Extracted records
★ ★ ★ ★ ★
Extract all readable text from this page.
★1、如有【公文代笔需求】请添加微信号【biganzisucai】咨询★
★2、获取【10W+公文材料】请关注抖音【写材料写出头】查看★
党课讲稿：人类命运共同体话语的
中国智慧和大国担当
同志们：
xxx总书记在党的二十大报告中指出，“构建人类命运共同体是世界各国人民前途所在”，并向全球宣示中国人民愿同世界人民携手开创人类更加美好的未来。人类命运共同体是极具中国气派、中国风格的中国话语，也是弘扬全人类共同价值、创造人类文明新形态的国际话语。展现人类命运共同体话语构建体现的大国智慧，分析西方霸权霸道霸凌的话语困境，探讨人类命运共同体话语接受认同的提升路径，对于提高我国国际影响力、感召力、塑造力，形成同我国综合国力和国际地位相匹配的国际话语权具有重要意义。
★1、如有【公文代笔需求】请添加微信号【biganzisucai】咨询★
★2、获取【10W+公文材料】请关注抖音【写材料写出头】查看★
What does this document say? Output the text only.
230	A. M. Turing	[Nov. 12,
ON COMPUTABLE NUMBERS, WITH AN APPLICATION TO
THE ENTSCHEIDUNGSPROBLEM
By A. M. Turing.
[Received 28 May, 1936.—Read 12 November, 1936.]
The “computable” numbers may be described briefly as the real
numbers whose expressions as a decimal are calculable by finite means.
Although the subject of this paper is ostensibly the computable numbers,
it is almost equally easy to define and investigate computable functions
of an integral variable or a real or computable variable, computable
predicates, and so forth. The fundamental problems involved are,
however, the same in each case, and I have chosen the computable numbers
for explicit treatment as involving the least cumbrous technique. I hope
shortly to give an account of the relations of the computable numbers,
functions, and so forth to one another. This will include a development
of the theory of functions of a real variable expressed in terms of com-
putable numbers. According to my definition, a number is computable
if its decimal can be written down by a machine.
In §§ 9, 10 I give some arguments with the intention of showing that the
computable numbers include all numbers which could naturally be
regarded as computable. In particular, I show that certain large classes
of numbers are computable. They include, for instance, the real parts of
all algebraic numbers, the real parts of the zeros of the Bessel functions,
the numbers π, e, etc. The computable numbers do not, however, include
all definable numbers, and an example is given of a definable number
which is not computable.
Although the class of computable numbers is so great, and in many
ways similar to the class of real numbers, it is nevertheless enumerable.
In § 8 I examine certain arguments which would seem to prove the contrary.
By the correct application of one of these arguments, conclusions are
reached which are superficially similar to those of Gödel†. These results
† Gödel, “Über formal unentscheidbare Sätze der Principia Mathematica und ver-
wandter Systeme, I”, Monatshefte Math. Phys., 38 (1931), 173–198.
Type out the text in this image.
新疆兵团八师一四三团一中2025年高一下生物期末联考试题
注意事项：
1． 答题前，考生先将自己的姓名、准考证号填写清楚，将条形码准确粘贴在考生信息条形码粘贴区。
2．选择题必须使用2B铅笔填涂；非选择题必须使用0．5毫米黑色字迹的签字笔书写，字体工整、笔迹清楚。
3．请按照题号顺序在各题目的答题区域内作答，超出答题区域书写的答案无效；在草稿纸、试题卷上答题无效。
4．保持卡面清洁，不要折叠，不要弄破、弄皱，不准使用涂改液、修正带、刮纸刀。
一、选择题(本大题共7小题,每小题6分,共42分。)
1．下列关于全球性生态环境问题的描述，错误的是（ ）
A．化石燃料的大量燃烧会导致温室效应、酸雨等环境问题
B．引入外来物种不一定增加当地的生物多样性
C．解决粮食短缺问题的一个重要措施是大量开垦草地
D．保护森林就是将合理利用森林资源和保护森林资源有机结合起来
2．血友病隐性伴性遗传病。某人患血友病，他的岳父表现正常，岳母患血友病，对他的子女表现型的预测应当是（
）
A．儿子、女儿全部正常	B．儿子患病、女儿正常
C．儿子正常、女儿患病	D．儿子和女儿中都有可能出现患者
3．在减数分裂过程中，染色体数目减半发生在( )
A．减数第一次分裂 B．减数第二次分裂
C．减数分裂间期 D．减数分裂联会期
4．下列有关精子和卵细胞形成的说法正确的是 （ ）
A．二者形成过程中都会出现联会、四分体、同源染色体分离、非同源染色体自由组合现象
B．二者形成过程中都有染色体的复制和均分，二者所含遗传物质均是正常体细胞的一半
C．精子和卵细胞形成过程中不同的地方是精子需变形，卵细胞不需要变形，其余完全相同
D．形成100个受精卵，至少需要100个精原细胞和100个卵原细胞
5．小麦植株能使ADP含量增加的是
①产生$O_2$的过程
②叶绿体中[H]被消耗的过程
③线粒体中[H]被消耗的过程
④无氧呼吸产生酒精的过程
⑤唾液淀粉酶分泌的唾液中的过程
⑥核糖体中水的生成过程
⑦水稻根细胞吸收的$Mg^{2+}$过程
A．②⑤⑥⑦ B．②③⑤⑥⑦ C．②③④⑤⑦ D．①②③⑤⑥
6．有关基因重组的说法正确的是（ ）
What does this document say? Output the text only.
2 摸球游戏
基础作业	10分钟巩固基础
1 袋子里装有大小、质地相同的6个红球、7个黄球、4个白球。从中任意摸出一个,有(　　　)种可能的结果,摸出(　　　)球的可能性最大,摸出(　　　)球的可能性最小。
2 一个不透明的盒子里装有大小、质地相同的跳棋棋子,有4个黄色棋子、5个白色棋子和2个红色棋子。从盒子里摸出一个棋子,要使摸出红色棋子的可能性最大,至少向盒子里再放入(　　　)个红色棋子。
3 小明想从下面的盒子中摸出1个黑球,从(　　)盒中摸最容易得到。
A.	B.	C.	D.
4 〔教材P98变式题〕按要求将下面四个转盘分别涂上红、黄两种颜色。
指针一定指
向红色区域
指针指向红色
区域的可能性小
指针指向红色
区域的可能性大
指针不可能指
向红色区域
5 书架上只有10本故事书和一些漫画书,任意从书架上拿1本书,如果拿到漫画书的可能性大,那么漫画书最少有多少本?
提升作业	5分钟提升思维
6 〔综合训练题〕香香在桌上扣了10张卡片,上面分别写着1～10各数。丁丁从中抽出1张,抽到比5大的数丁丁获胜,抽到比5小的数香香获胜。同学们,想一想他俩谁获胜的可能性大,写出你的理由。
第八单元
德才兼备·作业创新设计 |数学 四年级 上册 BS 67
★ ★ ★ ★ ★
→ Goal of the exercise
Take the listing above and write it out again exactly.

→ Task answer
Extract all readable text from this page.
★1、如有【公文代笔需求】请添加微信号【biganzisucai】咨询★
★2、获取【10W+公文材料】请关注抖音【写材料写出头】查看★
党课讲稿：人类命运共同体话语的
中国智慧和大国担当
同志们：
xxx总书记在党的二十大报告中指出，“构建人类命运共同体是世界各国人民前途所在”，并向全球宣示中国人民愿同世界人民携手开创人类更加美好的未来。人类命运共同体是极具中国气派、中国风格的中国话语，也是弘扬全人类共同价值、创造人类文明新形态的国际话语。展现人类命运共同体话语构建体现的大国智慧，分析西方霸权霸道霸凌的话语困境，探讨人类命运共同体话语接受认同的提升路径，对于提高我国国际影响力、感召力、塑造力，形成同我国综合国力和国际地位相匹配的国际话语权具有重要意义。
★1、如有【公文代笔需求】请添加微信号【biganzisucai】咨询★
★2、获取【10W+公文材料】请关注抖音【写材料写出头】查看★
What does this document say? Output the text only.
230	A. M. Turing	[Nov. 12,
ON COMPUTABLE NUMBERS, WITH AN APPLICATION TO
THE ENTSCHEIDUNGSPROBLEM
By A. M. Turing.
[Received 28 May, 1936.—Read 12 November, 1936.]
The “computable” numbers may be described briefly as the real
numbers whose expressions as a decimal are calculable by finite means.
Although the subject of this paper is ostensibly the computable numbers,
it is almost equally easy to define and investigate computable functions
of an integral variable or a real or computable variable, computable
predicates, and so forth. The fundamental problems involved are,
however, the same in each case, and I have chosen the computable numbers
for explicit treatment as involving the least cumbrous technique. I hope
shortly to give an account of the relations of the computable numbers,
functions, and so forth to one another. This will include a development
of the theory of functions of a real variable expressed in terms of com-
putable numbers. According to my definition, a number is computable
if its decimal can be written down by a machine.
In §§ 9, 10 I give some arguments with the intention of showing that the
computable numbers include all numbers which could naturally be
regarded as computable. In particular, I show that certain large classes
of numbers are computable. They include, for instance, the real parts of
all algebraic numbers, the real parts of the zeros of the Bessel functions,
the numbers π, e, etc. The computable numbers do not, however, include
all definable numbers, and an example is given of a definable number
which is not computable.
Although the class of computable numbers is so great, and in many
ways similar to the class of real numbers, it is nevertheless enumerable.
In § 8 I examine certain arguments which would seem to prove the contrary.
By the correct application of one of these arguments, conclusions are
reached which are superficially similar to those of Gödel†. These results
† Gödel, “Über formal unentscheidbare Sätze der Principia Mathematica und ver-
wandter Systeme, I”, Monatshefte Math. Phys., 38 (1931), 173–198.
Type out the text in this image.
新疆兵团八师一四三团一中2025年高一下生物期末联考试题
注意事项：
1． 答题前，考生先将自己的姓名、准考证号填写清楚，将条形码准确粘贴在考生信息条形码粘贴区。
2．选择题必须使用2B铅笔填涂；非选择题必须使用0．5毫米黑色字迹的签字笔书写，字体工整、笔迹清楚。
3．请按照题号顺序在各题目的答题区域内作答，超出答题区域书写的答案无效；在草稿纸、试题卷上答题无效。
4．保持卡面清洁，不要折叠，不要弄破、弄皱，不准使用涂改液、修正带、刮纸刀。
一、选择题(本大题共7小题,每小题6分,共42分。)
1．下列关于全球性生态环境问题的描述，错误的是（ ）
A．化石燃料的大量燃烧会导致温室效应、酸雨等环境问题
B．引入外来物种不一定增加当地的生物多样性
C．解决粮食短缺问题的一个重要措施是大量开垦草地
D．保护森林就是将合理利用森林资源和保护森林资源有机结合起来
2．血友病隐性伴性遗传病。某人患血友病，他的岳父表现正常，岳母患血友病，对他的子女表现型的预测应当是（
）
A．儿子、女儿全部正常	B．儿子患病、女儿正常
C．儿子正常、女儿患病	D．儿子和女儿中都有可能出现患者
3．在减数分裂过程中，染色体数目减半发生在( )
A．减数第一次分裂 B．减数第二次分裂
C．减数分裂间期 D．减数分裂联会期
4．下列有关精子和卵细胞形成的说法正确的是 （ ）
A．二者形成过程中都会出现联会、四分体、同源染色体分离、非同源染色体自由组合现象
B．二者形成过程中都有染色体的复制和均分，二者所含遗传物质均是正常体细胞的一半
C．精子和卵细胞形成过程中不同的地方是精子需变形，卵细胞不需要变形，其余完全相同
D．形成100个受精卵，至少需要100个精原细胞和100个卵原细胞
5．小麦植株能使ADP含量增加的是
①产生$O_2$的过程
②叶绿体中[H]被消耗的过程
③线粒体中[H]被消耗的过程
④无氧呼吸产生酒精的过程
⑤唾液淀粉酶分泌的唾液中的过程
⑥核糖体中水的生成过程
⑦水稻根细胞吸收的$Mg^{2+}$过程
A．②⑤⑥⑦ B．②③⑤⑥⑦ C．②③④⑤⑦ D．①②③⑤⑥
6．有关基因重组的说法正确的是（ ）
What does this document say? Output the text only.
2 摸球游戏
基础作业	10分钟巩固基础
1 袋子里装有大小、质地相同的6个红球、7个黄球、4个白球。从中任意摸出一个,有(　　　)种可能的结果,摸出(　　　)球的可能性最大,摸出(　　　)球的可能性最小。
2 一个不透明的盒子里装有大小、质地相同的跳棋棋子,有4个黄色棋子、5个白色棋子和2个红色棋子。从盒子里摸出一个棋子,要使摸出红色棋子的可能性最大,至少向盒子里再放入(　　　)个红色棋子。
3 小明想从下面的盒子中摸出1个黑球,从(　　)盒中摸最容易得到。
A.	B.	C.	D.
4 〔教材P98变式题〕按要求将下面四个转盘分别涂上红、黄两种颜色。
指针一定指
向红色区域
指针指向红色
区域的可能性小
指针指向红色
区域的可能性大
指针不可能指
向红色区域
5 书架上只有10本故事书和一些漫画书,任意从书架上拿1本书,如果拿到漫画书的可能性大,那么漫画书最少有多少本?
提升作业	5分钟提升思维
6 〔综合训练题〕香香在桌上扣了10张卡片,上面分别写着1～10各数。丁丁从中抽出1张,抽到比5大的数丁丁获胜,抽到比5小的数香香获胜。同学们,想一想他俩谁获胜的可能性大,写出你的理由。
第八单元
德才兼备·作业创新设计 |数学 四年级 上册 BS 67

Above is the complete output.